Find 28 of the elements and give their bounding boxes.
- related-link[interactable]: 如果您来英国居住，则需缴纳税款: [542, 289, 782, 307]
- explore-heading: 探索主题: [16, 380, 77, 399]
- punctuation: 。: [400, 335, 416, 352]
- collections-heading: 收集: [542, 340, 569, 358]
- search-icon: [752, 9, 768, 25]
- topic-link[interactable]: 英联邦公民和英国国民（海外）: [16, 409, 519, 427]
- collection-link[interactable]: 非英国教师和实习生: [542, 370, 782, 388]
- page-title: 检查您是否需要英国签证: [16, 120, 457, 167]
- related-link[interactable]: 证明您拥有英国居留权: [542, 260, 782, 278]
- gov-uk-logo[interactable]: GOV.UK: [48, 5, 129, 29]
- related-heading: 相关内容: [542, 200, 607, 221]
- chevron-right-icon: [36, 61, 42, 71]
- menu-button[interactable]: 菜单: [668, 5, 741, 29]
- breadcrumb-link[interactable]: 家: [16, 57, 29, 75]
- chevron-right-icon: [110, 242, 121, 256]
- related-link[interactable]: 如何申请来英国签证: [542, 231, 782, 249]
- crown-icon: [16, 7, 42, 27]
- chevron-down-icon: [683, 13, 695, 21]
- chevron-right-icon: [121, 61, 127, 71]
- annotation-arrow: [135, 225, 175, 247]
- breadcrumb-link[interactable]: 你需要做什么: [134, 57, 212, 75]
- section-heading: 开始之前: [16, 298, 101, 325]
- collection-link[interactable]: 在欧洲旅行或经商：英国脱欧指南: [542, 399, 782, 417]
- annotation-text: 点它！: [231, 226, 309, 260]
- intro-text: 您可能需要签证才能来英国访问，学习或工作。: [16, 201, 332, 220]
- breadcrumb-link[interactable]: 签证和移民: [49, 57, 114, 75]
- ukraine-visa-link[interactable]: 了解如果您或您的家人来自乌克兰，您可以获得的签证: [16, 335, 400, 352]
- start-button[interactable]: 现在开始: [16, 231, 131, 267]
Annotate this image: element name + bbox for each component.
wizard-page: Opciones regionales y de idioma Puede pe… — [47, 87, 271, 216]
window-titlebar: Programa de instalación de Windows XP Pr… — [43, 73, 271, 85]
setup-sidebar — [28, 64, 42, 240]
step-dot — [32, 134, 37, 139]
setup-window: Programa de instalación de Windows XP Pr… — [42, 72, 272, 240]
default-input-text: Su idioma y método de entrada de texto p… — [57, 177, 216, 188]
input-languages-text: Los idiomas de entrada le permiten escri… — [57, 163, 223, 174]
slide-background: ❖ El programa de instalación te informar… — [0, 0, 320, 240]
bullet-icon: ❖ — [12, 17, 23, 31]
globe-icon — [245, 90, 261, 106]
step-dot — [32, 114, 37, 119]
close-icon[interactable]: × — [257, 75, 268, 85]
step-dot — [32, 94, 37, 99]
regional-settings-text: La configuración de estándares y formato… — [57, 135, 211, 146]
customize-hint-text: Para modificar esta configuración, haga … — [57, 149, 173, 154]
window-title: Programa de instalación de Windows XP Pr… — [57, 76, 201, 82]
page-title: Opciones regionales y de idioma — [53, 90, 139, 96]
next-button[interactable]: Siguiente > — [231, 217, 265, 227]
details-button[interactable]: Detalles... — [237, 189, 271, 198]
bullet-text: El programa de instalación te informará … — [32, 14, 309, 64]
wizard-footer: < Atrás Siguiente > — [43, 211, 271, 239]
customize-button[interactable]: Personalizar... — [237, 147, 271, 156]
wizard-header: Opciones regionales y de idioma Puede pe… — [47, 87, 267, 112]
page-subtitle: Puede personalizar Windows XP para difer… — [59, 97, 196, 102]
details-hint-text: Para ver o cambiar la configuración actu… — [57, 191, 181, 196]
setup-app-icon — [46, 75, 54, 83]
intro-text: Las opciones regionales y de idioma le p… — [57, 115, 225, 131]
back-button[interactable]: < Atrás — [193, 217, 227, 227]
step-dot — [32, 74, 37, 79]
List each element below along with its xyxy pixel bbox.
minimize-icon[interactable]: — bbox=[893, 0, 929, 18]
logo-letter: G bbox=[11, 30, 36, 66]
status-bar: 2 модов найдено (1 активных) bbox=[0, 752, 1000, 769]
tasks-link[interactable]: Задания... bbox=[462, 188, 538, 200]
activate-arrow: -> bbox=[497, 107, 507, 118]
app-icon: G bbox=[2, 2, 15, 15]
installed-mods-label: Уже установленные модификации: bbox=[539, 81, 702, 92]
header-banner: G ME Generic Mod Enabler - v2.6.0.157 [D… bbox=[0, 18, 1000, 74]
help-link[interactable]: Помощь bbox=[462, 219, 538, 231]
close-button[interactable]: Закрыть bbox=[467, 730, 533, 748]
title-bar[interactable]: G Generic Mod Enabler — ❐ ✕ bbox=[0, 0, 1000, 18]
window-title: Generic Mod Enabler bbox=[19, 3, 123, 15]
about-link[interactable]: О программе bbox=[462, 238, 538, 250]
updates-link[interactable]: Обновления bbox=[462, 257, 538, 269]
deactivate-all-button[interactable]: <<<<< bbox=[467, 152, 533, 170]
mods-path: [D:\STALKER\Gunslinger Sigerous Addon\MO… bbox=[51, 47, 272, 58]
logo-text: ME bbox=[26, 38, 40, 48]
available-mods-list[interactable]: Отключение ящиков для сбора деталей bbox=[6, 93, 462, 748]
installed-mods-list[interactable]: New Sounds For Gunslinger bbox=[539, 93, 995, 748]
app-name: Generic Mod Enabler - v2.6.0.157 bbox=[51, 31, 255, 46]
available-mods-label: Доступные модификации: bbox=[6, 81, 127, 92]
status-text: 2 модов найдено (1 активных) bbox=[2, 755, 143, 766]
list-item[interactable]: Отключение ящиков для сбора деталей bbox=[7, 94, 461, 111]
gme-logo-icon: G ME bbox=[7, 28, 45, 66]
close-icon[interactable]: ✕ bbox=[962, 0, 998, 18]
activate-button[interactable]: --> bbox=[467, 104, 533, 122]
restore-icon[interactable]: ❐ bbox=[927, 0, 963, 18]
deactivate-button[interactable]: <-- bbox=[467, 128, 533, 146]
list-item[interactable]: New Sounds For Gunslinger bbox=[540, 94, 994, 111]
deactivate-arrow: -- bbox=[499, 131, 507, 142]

§ STATED PROBLEM
Present every line of the records above as a Markdown table with two columns, Row and Text. Number the rows and leave out any blank lines.

§ SOLUTION
| Row | Text |
|---|---|
| 1 | Find 28 of the elements and give their bounding boxes. |
| 2 | - related-link[interactable]: 如果您来英国居住，则需缴纳税款: [542, 289, 782, 307] |
| 3 | - explore-heading: 探索主题: [16, 380, 77, 399] |
| 4 | - punctuation: 。: [400, 335, 416, 352] |
| 5 | - collections-heading: 收集: [542, 340, 569, 358] |
| 6 | - search-icon: [752, 9, 768, 25] |
| 7 | - topic-link[interactable]: 英联邦公民和英国国民（海外）: [16, 409, 519, 427] |
| 8 | - collection-link[interactable]: 非英国教师和实习生: [542, 370, 782, 388] |
| 9 | - page-title: 检查您是否需要英国签证: [16, 120, 457, 167] |
| 10 | - related-link[interactable]: 证明您拥有英国居留权: [542, 260, 782, 278] |
| 11 | - gov-uk-logo[interactable]: GOV.UK: [48, 5, 129, 29] |
| 12 | - related-heading: 相关内容: [542, 200, 607, 221] |
| 13 | - chevron-right-icon: [36, 61, 42, 71] |
| 14 | - menu-button[interactable]: 菜单: [668, 5, 741, 29] |
| 15 | - breadcrumb-link[interactable]: 家: [16, 57, 29, 75] |
| 16 | - chevron-right-icon: [110, 242, 121, 256] |
| 17 | - related-link[interactable]: 如何申请来英国签证: [542, 231, 782, 249] |
| 18 | - crown-icon: [16, 7, 42, 27] |
| 19 | - chevron-down-icon: [683, 13, 695, 21] |
| 20 | - chevron-right-icon: [121, 61, 127, 71] |
| 21 | - annotation-arrow: [135, 225, 175, 247] |
| 22 | - breadcrumb-link[interactable]: 你需要做什么: [134, 57, 212, 75] |
| 23 | - section-heading: 开始之前: [16, 298, 101, 325] |
| 24 | - collection-link[interactable]: 在欧洲旅行或经商：英国脱欧指南: [542, 399, 782, 417] |
| 25 | - annotation-text: 点它！: [231, 226, 309, 260] |
| 26 | - intro-text: 您可能需要签证才能来英国访问，学习或工作。: [16, 201, 332, 220] |
| 27 | - breadcrumb-link[interactable]: 签证和移民: [49, 57, 114, 75] |
| 28 | - ukraine-visa-link[interactable]: 了解如果您或您的家人来自乌克兰，您可以获得的签证: [16, 335, 400, 352] |
| 29 | - start-button[interactable]: 现在开始: [16, 231, 131, 267] |
| 30 | Annotate this image: element name + bbox for each component. |
| 31 | wizard-page: Opciones regionales y de idioma Puede pe… — [47, 87, 271, 216] |
| 32 | window-titlebar: Programa de instalación de Windows XP Pr… — [43, 73, 271, 85] |
| 33 | setup-sidebar — [28, 64, 42, 240] |
| 34 | step-dot — [32, 134, 37, 139] |
| 35 | setup-window: Programa de instalación de Windows XP Pr… — [42, 72, 272, 240] |
| 36 | default-input-text: Su idioma y método de entrada de texto p… — [57, 177, 216, 188] |
| 37 | input-languages-text: Los idiomas de entrada le permiten escri… — [57, 163, 223, 174] |
| 38 | slide-background: ❖ El programa de instalación te informar… — [0, 0, 320, 240] |
| 39 | bullet-icon: ❖ — [12, 17, 23, 31] |
| 40 | globe-icon — [245, 90, 261, 106] |
| 41 | step-dot — [32, 114, 37, 119] |
| 42 | close-icon[interactable]: × — [257, 75, 268, 85] |
| 43 | step-dot — [32, 94, 37, 99] |
| 44 | regional-settings-text: La configuración de estándares y formato… — [57, 135, 211, 146] |
| 45 | customize-hint-text: Para modificar esta configuración, haga … — [57, 149, 173, 154] |
| 46 | window-title: Programa de instalación de Windows XP Pr… — [57, 76, 201, 82] |
| 47 | page-title: Opciones regionales y de idioma — [53, 90, 139, 96] |
| 48 | next-button[interactable]: Siguiente > — [231, 217, 265, 227] |
| 49 | details-button[interactable]: Detalles... — [237, 189, 271, 198] |
| 50 | bullet-text: El programa de instalación te informará … — [32, 14, 309, 64] |
| 51 | wizard-footer: < Atrás Siguiente > — [43, 211, 271, 239] |
| 52 | customize-button[interactable]: Personalizar... — [237, 147, 271, 156] |
| 53 | wizard-header: Opciones regionales y de idioma Puede pe… — [47, 87, 267, 112] |
| 54 | page-subtitle: Puede personalizar Windows XP para difer… — [59, 97, 196, 102] |
| 55 | details-hint-text: Para ver o cambiar la configuración actu… — [57, 191, 181, 196] |
| 56 | setup-app-icon — [46, 75, 54, 83] |
| 57 | intro-text: Las opciones regionales y de idioma le p… — [57, 115, 225, 131] |
| 58 | back-button[interactable]: < Atrás — [193, 217, 227, 227] |
| 59 | step-dot — [32, 74, 37, 79] |
| 60 | List each element below along with its xyxy pixel bbox. |
| 61 | minimize-icon[interactable]: — bbox=[893, 0, 929, 18] |
| 62 | logo-letter: G bbox=[11, 30, 36, 66] |
| 63 | status-bar: 2 модов найдено (1 активных) bbox=[0, 752, 1000, 769] |
| 64 | tasks-link[interactable]: Задания... bbox=[462, 188, 538, 200] |
| 65 | activate-arrow: -> bbox=[497, 107, 507, 118] |
| 66 | app-icon: G bbox=[2, 2, 15, 15] |
| 67 | installed-mods-label: Уже установленные модификации: bbox=[539, 81, 702, 92] |
| 68 | header-banner: G ME Generic Mod Enabler - v2.6.0.157 [D… bbox=[0, 18, 1000, 74] |
| 69 | help-link[interactable]: Помощь bbox=[462, 219, 538, 231] |
| 70 | close-button[interactable]: Закрыть bbox=[467, 730, 533, 748] |
| 71 | title-bar[interactable]: G Generic Mod Enabler — ❐ ✕ bbox=[0, 0, 1000, 18] |
| 72 | window-title: Generic Mod Enabler bbox=[19, 3, 123, 15] |
| 73 | about-link[interactable]: О программе bbox=[462, 238, 538, 250] |
| 74 | updates-link[interactable]: Обновления bbox=[462, 257, 538, 269] |
| 75 | deactivate-all-button[interactable]: <<<<< bbox=[467, 152, 533, 170] |
| 76 | mods-path: [D:\STALKER\Gunslinger Sigerous Addon\MO… bbox=[51, 47, 272, 58] |
| 77 | logo-text: ME bbox=[26, 38, 40, 48] |
| 78 | available-mods-list[interactable]: Отключение ящиков для сбора деталей bbox=[6, 93, 462, 748] |
| 79 | installed-mods-list[interactable]: New Sounds For Gunslinger bbox=[539, 93, 995, 748] |
| 80 | app-name: Generic Mod Enabler - v2.6.0.157 bbox=[51, 31, 255, 46] |
| 81 | available-mods-label: Доступные модификации: bbox=[6, 81, 127, 92] |
| 82 | status-text: 2 модов найдено (1 активных) bbox=[2, 755, 143, 766] |
| 83 | list-item[interactable]: Отключение ящиков для сбора деталей bbox=[7, 94, 461, 111] |
| 84 | gme-logo-icon: G ME bbox=[7, 28, 45, 66] |
| 85 | close-icon[interactable]: ✕ bbox=[962, 0, 998, 18] |
| 86 | activate-button[interactable]: --> bbox=[467, 104, 533, 122] |
| 87 | restore-icon[interactable]: ❐ bbox=[927, 0, 963, 18] |
| 88 | deactivate-button[interactable]: <-- bbox=[467, 128, 533, 146] |
| 89 | list-item[interactable]: New Sounds For Gunslinger bbox=[540, 94, 994, 111] |
| 90 | deactivate-arrow: -- bbox=[499, 131, 507, 142] |